YOUR TASK:
Only the number is wanted: tally the lines below that contain the word "Bank".

GIVEN DATA:
* begin *

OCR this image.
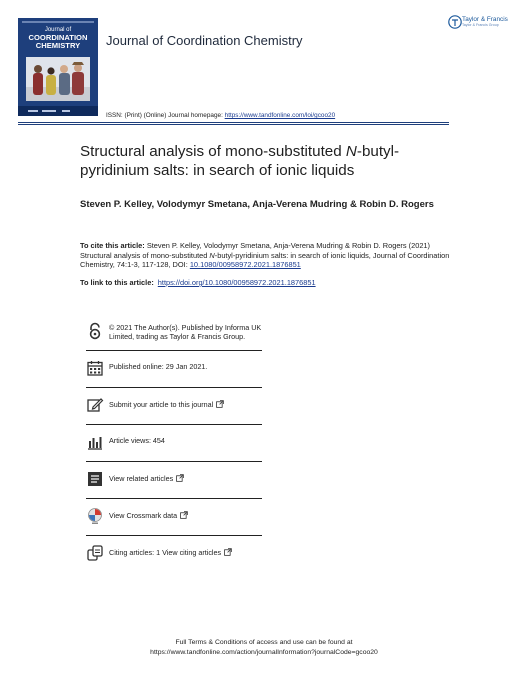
Journal of
COORDINATION
CHEMISTRY	Journal of Coordination Chemistry
Taylor & Francis
Taylor & Francis Group
ISSN: (Print) (Online) Journal homepage: https://www.tandfonline.com/loi/gcoo20
Structural analysis of mono-substituted N-butyl-pyridinium salts: in search of ionic liquids
Steven P. Kelley, Volodymyr Smetana, Anja-Verena Mudring & Robin D. Rogers
To cite this article: Steven P. Kelley, Volodymyr Smetana, Anja-Verena Mudring & Robin D. Rogers (2021) Structural analysis of mono-substituted N-butyl-pyridinium salts: in search of ionic liquids, Journal of Coordination Chemistry, 74:1-3, 117-128, DOI: 10.1080/00958972.2021.1876851
To link to this article: https://doi.org/10.1080/00958972.2021.1876851
© 2021 The Author(s). Published by Informa UK Limited, trading as Taylor & Francis Group.
Published online: 29 Jan 2021.
Submit your article to this journal
Article views: 454
View related articles
View Crossmark data
Citing articles: 1 View citing articles
Full Terms & Conditions of access and use can be found at
https://www.tandfonline.com/action/journalInformation?journalCode=gcoo20
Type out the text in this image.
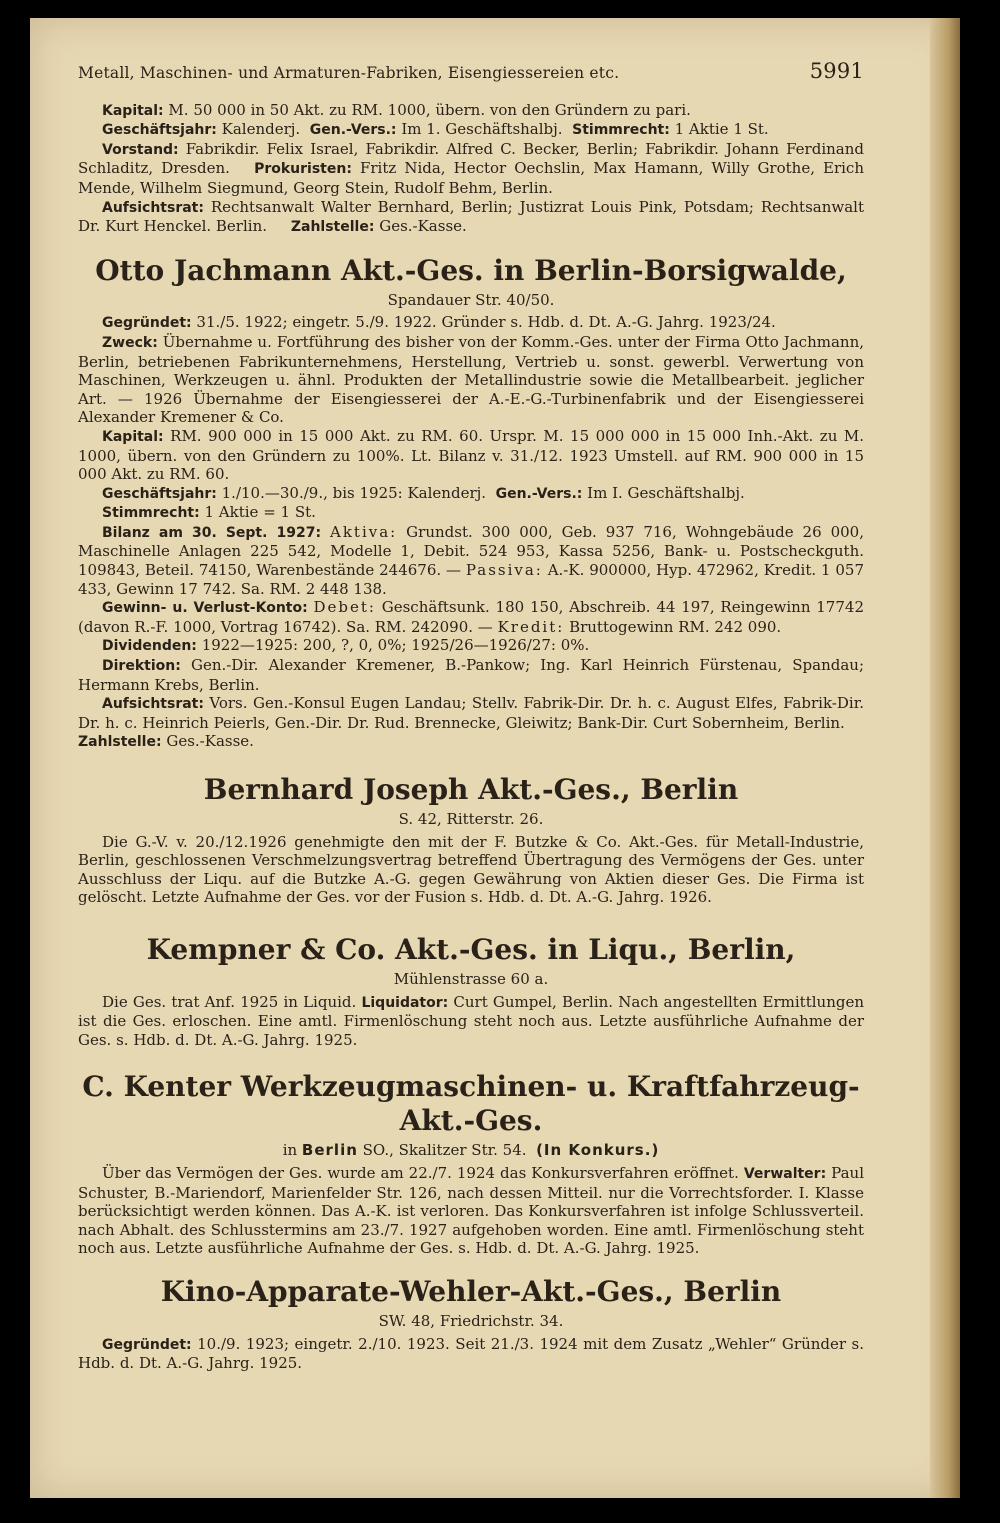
Metall, Maschinen- und Armaturen-Fabriken, Eisengiessereien etc.	5991

Kapital: M. 50 000 in 50 Akt. zu RM. 1000, übern. von den Gründern zu pari.

Geschäftsjahr: Kalenderj. Gen.-Vers.: Im 1. Geschäftshalbj. Stimmrecht: 1 Aktie 1 St.

Vorstand: Fabrikdir. Felix Israel, Fabrikdir. Alfred C. Becker, Berlin; Fabrikdir. Johann Ferdinand Schladitz, Dresden. Prokuristen: Fritz Nida, Hector Oechslin, Max Hamann, Willy Grothe, Erich Mende, Wilhelm Siegmund, Georg Stein, Rudolf Behm, Berlin.

Aufsichtsrat: Rechtsanwalt Walter Bernhard, Berlin; Justizrat Louis Pink, Potsdam; Rechtsanwalt Dr. Kurt Henckel. Berlin. Zahlstelle: Ges.-Kasse.

Otto Jachmann Akt.-Ges. in Berlin-Borsigwalde,
Spandauer Str. 40/50.

Gegründet: 31./5. 1922; eingetr. 5./9. 1922. Gründer s. Hdb. d. Dt. A.-G. Jahrg. 1923/24.

Zweck: Übernahme u. Fortführung des bisher von der Komm.-Ges. unter der Firma Otto Jachmann, Berlin, betriebenen Fabrikunternehmens, Herstellung, Vertrieb u. sonst. gewerbl. Verwertung von Maschinen, Werkzeugen u. ähnl. Produkten der Metallindustrie sowie die Metallbearbeit. jeglicher Art. — 1926 Übernahme der Eisengiesserei der A.-E.-G.-Turbinenfabrik und der Eisengiesserei Alexander Kremener & Co.

Kapital: RM. 900 000 in 15 000 Akt. zu RM. 60. Urspr. M. 15 000 000 in 15 000 Inh.-Akt. zu M. 1000, übern. von den Gründern zu 100%. Lt. Bilanz v. 31./12. 1923 Umstell. auf RM. 900 000 in 15 000 Akt. zu RM. 60.

Geschäftsjahr: 1./10.—30./9., bis 1925: Kalenderj. Gen.-Vers.: Im I. Geschäftshalbj.

Stimmrecht: 1 Aktie = 1 St.

Bilanz am 30. Sept. 1927: Aktiva: Grundst. 300 000, Geb. 937 716, Wohngebäude 26 000, Maschinelle Anlagen 225 542, Modelle 1, Debit. 524 953, Kassa 5256, Bank- u. Postscheckguth. 109843, Beteil. 74150, Warenbestände 244676. — Passiva: A.-K. 900000, Hyp. 472962, Kredit. 1 057 433, Gewinn 17 742. Sa. RM. 2 448 138.

Gewinn- u. Verlust-Konto: Debet: Geschäftsunk. 180 150, Abschreib. 44 197, Reingewinn 17742 (davon R.-F. 1000, Vortrag 16742). Sa. RM. 242090. — Kredit: Bruttogewinn RM. 242 090.

Dividenden: 1922—1925: 200, ?, 0, 0%; 1925/26—1926/27: 0%.

Direktion: Gen.-Dir. Alexander Kremener, B.-Pankow; Ing. Karl Heinrich Fürstenau, Spandau; Hermann Krebs, Berlin.

Aufsichtsrat: Vors. Gen.-Konsul Eugen Landau; Stellv. Fabrik-Dir. Dr. h. c. August Elfes, Fabrik-Dir. Dr. h. c. Heinrich Peierls, Gen.-Dir. Dr. Rud. Brennecke, Gleiwitz; Bank-Dir. Curt Sobernheim, Berlin.     Zahlstelle: Ges.-Kasse.

Bernhard Joseph Akt.-Ges., Berlin
S. 42, Ritterstr. 26.

Die G.-V. v. 20./12.1926 genehmigte den mit der F. Butzke & Co. Akt.-Ges. für Metall-Industrie, Berlin, geschlossenen Verschmelzungsvertrag betreffend Übertragung des Vermögens der Ges. unter Ausschluss der Liqu. auf die Butzke A.-G. gegen Gewährung von Aktien dieser Ges. Die Firma ist gelöscht. Letzte Aufnahme der Ges. vor der Fusion s. Hdb. d. Dt. A.-G. Jahrg. 1926.

Kempner & Co. Akt.-Ges. in Liqu., Berlin,
Mühlenstrasse 60 a.

Die Ges. trat Anf. 1925 in Liquid. Liquidator: Curt Gumpel, Berlin. Nach angestellten Ermittlungen ist die Ges. erloschen. Eine amtl. Firmenlöschung steht noch aus. Letzte ausführliche Aufnahme der Ges. s. Hdb. d. Dt. A.-G. Jahrg. 1925.

C. Kenter Werkzeugmaschinen- u. Kraftfahrzeug-Akt.-Ges.
in Berlin SO., Skalitzer Str. 54. (In Konkurs.)

Über das Vermögen der Ges. wurde am 22./7. 1924 das Konkursverfahren eröffnet. Verwalter: Paul Schuster, B.-Mariendorf, Marienfelder Str. 126, nach dessen Mitteil. nur die Vorrechtsforder. I. Klasse berücksichtigt werden können. Das A.-K. ist verloren. Das Konkursverfahren ist infolge Schlussverteil. nach Abhalt. des Schlusstermins am 23./7. 1927 aufgehoben worden. Eine amtl. Firmenlöschung steht noch aus. Letzte ausführliche Aufnahme der Ges. s. Hdb. d. Dt. A.-G. Jahrg. 1925.

Kino-Apparate-Wehler-Akt.-Ges., Berlin
SW. 48, Friedrichstr. 34.

Gegründet: 10./9. 1923; eingetr. 2./10. 1923. Seit 21./3. 1924 mit dem Zusatz „Wehler“ Gründer s. Hdb. d. Dt. A.-G. Jahrg. 1925.
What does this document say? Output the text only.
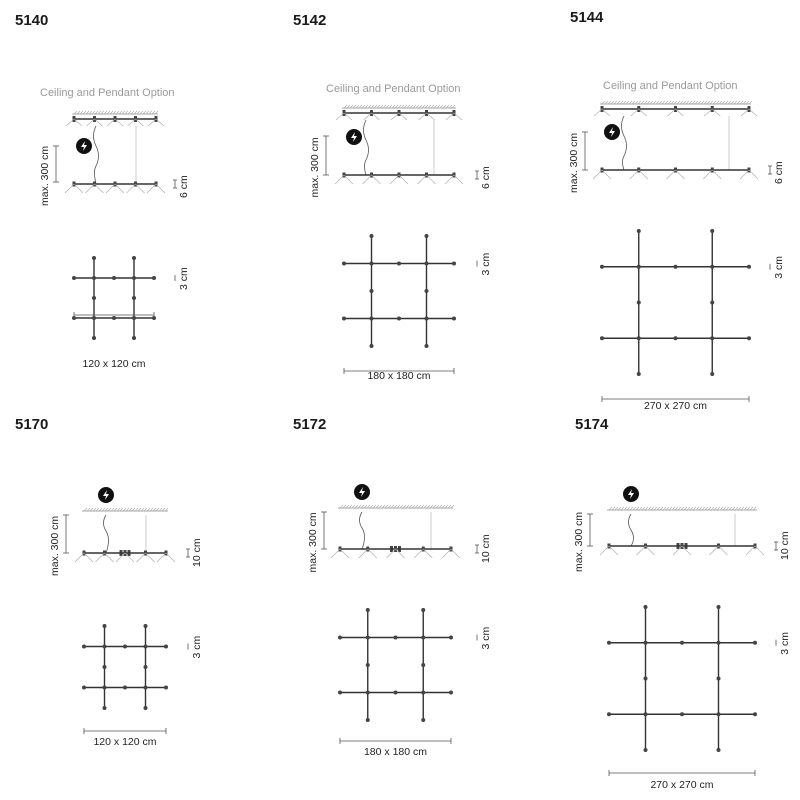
5140
Ceiling and Pendant Option
max. 300 cm	6 cm
3 cm
120 x 120 cm
5142
Ceiling and Pendant Option
max. 300 cm	6 cm
3 cm
180 x 180 cm
5144
Ceiling and Pendant Option
max. 300 cm	6 cm
3 cm
270 x 270 cm
5170
max. 300 cm	10 cm
3 cm
120 x 120 cm
5172
max. 300 cm	10 cm
3 cm
180 x 180 cm
5174
max. 300 cm	10 cm
3 cm
270 x 270 cm
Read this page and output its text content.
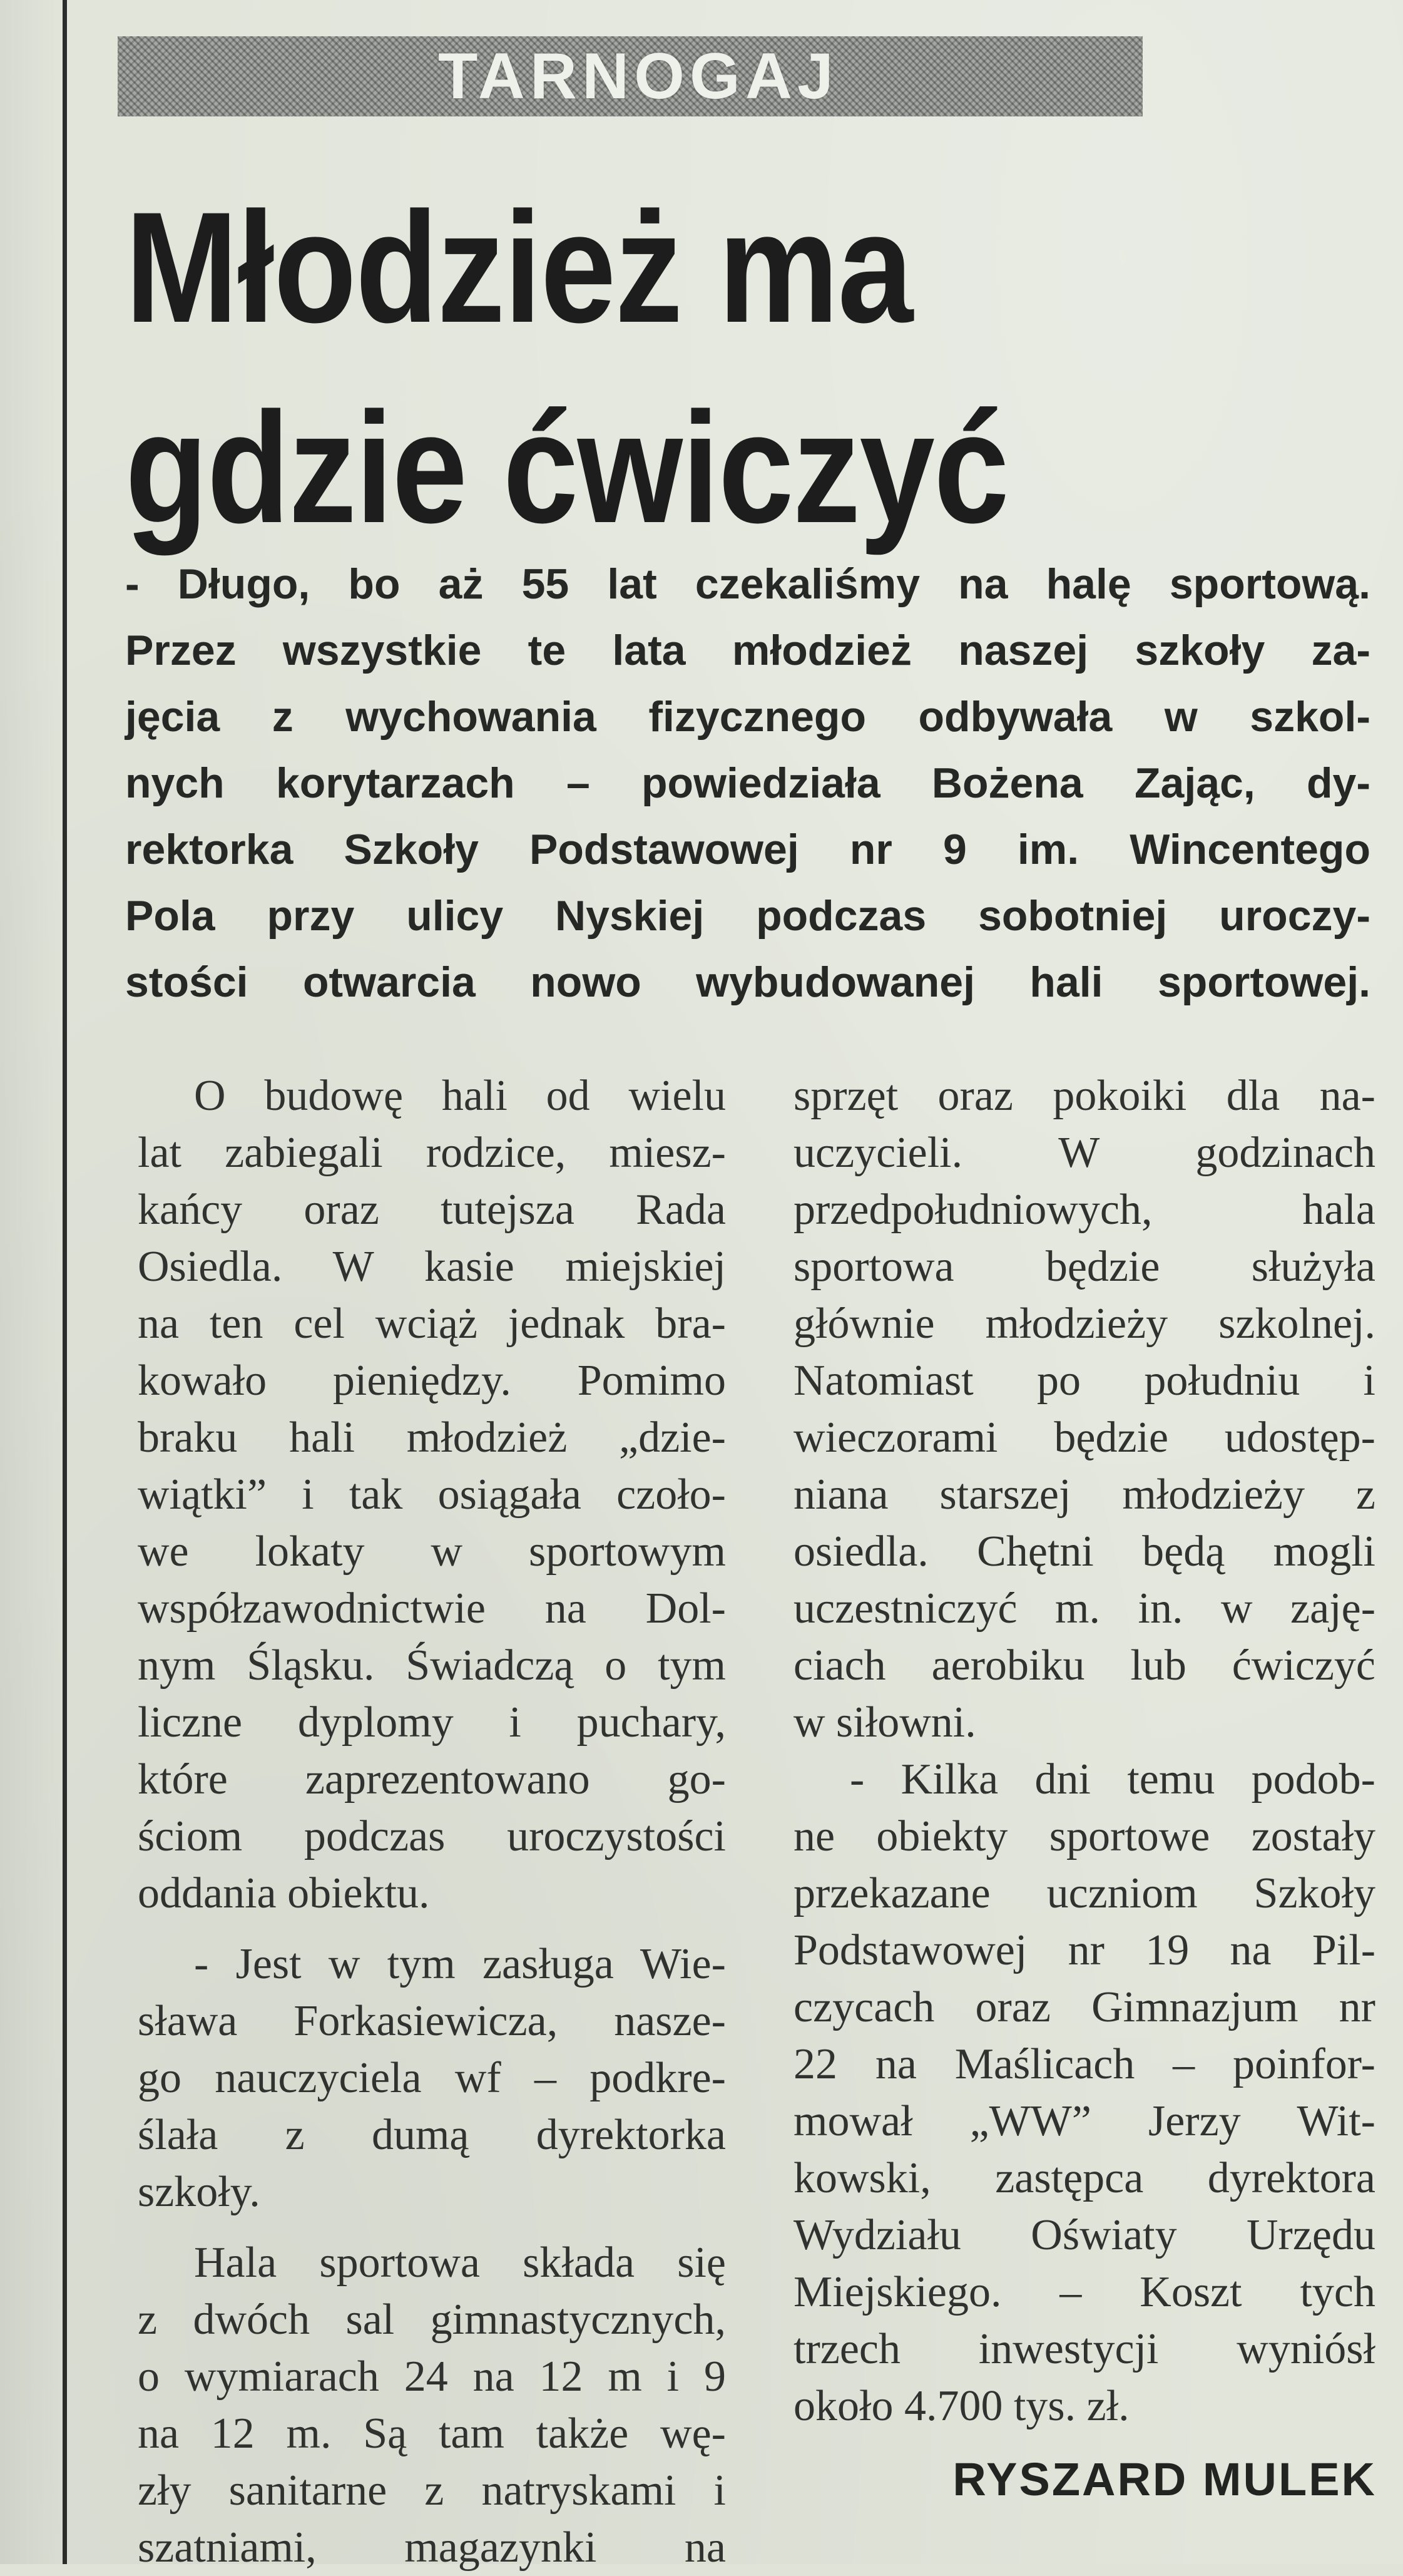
TARNOGAJ
Młodzież ma
gdzie ćwiczyć
- Długo, bo aż 55 lat czekaliśmy na halę sportową.
Przez wszystkie te lata młodzież naszej szkoły za-
jęcia z wychowania fizycznego odbywała w szkol-
nych korytarzach – powiedziała Bożena Zając, dy-
rektorka Szkoły Podstawowej nr 9 im. Wincentego
Pola przy ulicy Nyskiej podczas sobotniej uroczy-
stości otwarcia nowo wybudowanej hali sportowej.
O budowę hali od wielu
lat zabiegali rodzice, miesz-
kańcy oraz tutejsza Rada
Osiedla. W kasie miejskiej
na ten cel wciąż jednak bra-
kowało pieniędzy. Pomimo
braku hali młodzież „dzie-
wiątki” i tak osiągała czoło-
we lokaty w sportowym
współzawodnictwie na Dol-
nym Śląsku. Świadczą o tym
liczne dyplomy i puchary,
które zaprezentowano go-
ściom podczas uroczystości
oddania obiektu.
- Jest w tym zasługa Wie-
sława Forkasiewicza, nasze-
go nauczyciela wf – podkre-
ślała z dumą dyrektorka
szkoły.
Hala sportowa składa się
z dwóch sal gimnastycznych,
o wymiarach 24 na 12 m i 9
na 12 m. Są tam także wę-
zły sanitarne z natryskami i
szatniami, magazynki na
sprzęt oraz pokoiki dla na-
uczycieli. W godzinach
przedpołudniowych, hala
sportowa będzie służyła
głównie młodzieży szkolnej.
Natomiast po południu i
wieczorami będzie udostęp-
niana starszej młodzieży z
osiedla. Chętni będą mogli
uczestniczyć m. in. w zaję-
ciach aerobiku lub ćwiczyć
w siłowni.
- Kilka dni temu podob-
ne obiekty sportowe zostały
przekazane uczniom Szkoły
Podstawowej nr 19 na Pil-
czycach oraz Gimnazjum nr
22 na Maślicach – poinfor-
mował „WW” Jerzy Wit-
kowski, zastępca dyrektora
Wydziału Oświaty Urzędu
Miejskiego. – Koszt tych
trzech inwestycji wyniósł
około 4.700 tys. zł.
RYSZARD MULEK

* end *

FULL OUTPUT:
2